_Brief_: List each line in which the string "title" appears.

_Material shown_:
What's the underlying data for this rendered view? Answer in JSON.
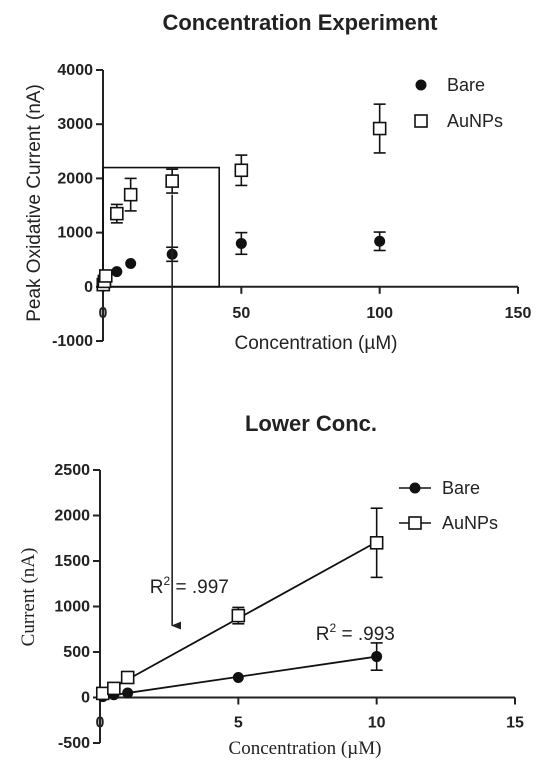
{
  "chart_data": [
    {
      "type": "scatter",
      "title": "Concentration  Experiment",
      "xlabel": "Concentration (µM)",
      "ylabel": "Peak  Oxidative  Current (nA)",
      "xlim": [
        0,
        150
      ],
      "ylim": [
        -1000,
        4000
      ],
      "x_ticks": [
        "0",
        "50",
        "100",
        "150"
      ],
      "y_ticks": [
        "-1000",
        "0",
        "1000",
        "2000",
        "3000",
        "4000"
      ],
      "legend_position": "top-right",
      "series": [
        {
          "name": "Bare",
          "marker": "filled-circle",
          "x": [
            0.1,
            0.5,
            1,
            5,
            10,
            25,
            50,
            100
          ],
          "y": [
            10,
            30,
            50,
            280,
            430,
            600,
            800,
            840
          ],
          "err": [
            5,
            10,
            15,
            80,
            120,
            130,
            200,
            170
          ]
        },
        {
          "name": "AuNPs",
          "marker": "open-square",
          "x": [
            0.1,
            0.5,
            1,
            5,
            10,
            25,
            50,
            100
          ],
          "y": [
            40,
            100,
            200,
            1350,
            1700,
            1950,
            2150,
            2920
          ],
          "err": [
            15,
            30,
            50,
            170,
            300,
            220,
            280,
            450
          ]
        }
      ],
      "inset_box": {
        "xlim": [
          0,
          42
        ],
        "ylim": [
          0,
          2200
        ]
      }
    },
    {
      "type": "scatter",
      "title": "Lower Conc.",
      "xlabel": "Concentration (µM)",
      "ylabel": "Current (nA)",
      "xlim": [
        0,
        15
      ],
      "ylim": [
        -500,
        2500
      ],
      "x_ticks": [
        "0",
        "5",
        "10",
        "15"
      ],
      "y_ticks": [
        "-500",
        "0",
        "500",
        "1000",
        "1500",
        "2000",
        "2500"
      ],
      "legend_position": "top-right",
      "series": [
        {
          "name": "Bare",
          "marker": "filled-circle",
          "x": [
            0.1,
            0.5,
            1,
            5,
            10
          ],
          "y": [
            10,
            30,
            50,
            220,
            450
          ],
          "err": [
            5,
            10,
            15,
            40,
            150
          ]
        },
        {
          "name": "AuNPs",
          "marker": "open-square",
          "x": [
            0.1,
            0.5,
            1,
            5,
            10
          ],
          "y": [
            45,
            100,
            220,
            900,
            1700
          ],
          "err": [
            15,
            30,
            40,
            90,
            380
          ]
        }
      ],
      "annotations": [
        {
          "base": "R",
          "sup": "2",
          "rest": " = .997",
          "x": 1.8,
          "y": 1150
        },
        {
          "base": "R",
          "sup": "2",
          "rest": " = .993",
          "x": 7.8,
          "y": 630
        }
      ],
      "fit_lines": [
        {
          "series": "AuNPs",
          "x": [
            0,
            10
          ],
          "y": [
            30,
            1710
          ]
        },
        {
          "series": "Bare",
          "x": [
            0,
            10
          ],
          "y": [
            5,
            450
          ]
        }
      ]
    }
  ]
}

_Finished task_:
      "title": "Concentration  Experiment",
      "title": "Lower Conc.",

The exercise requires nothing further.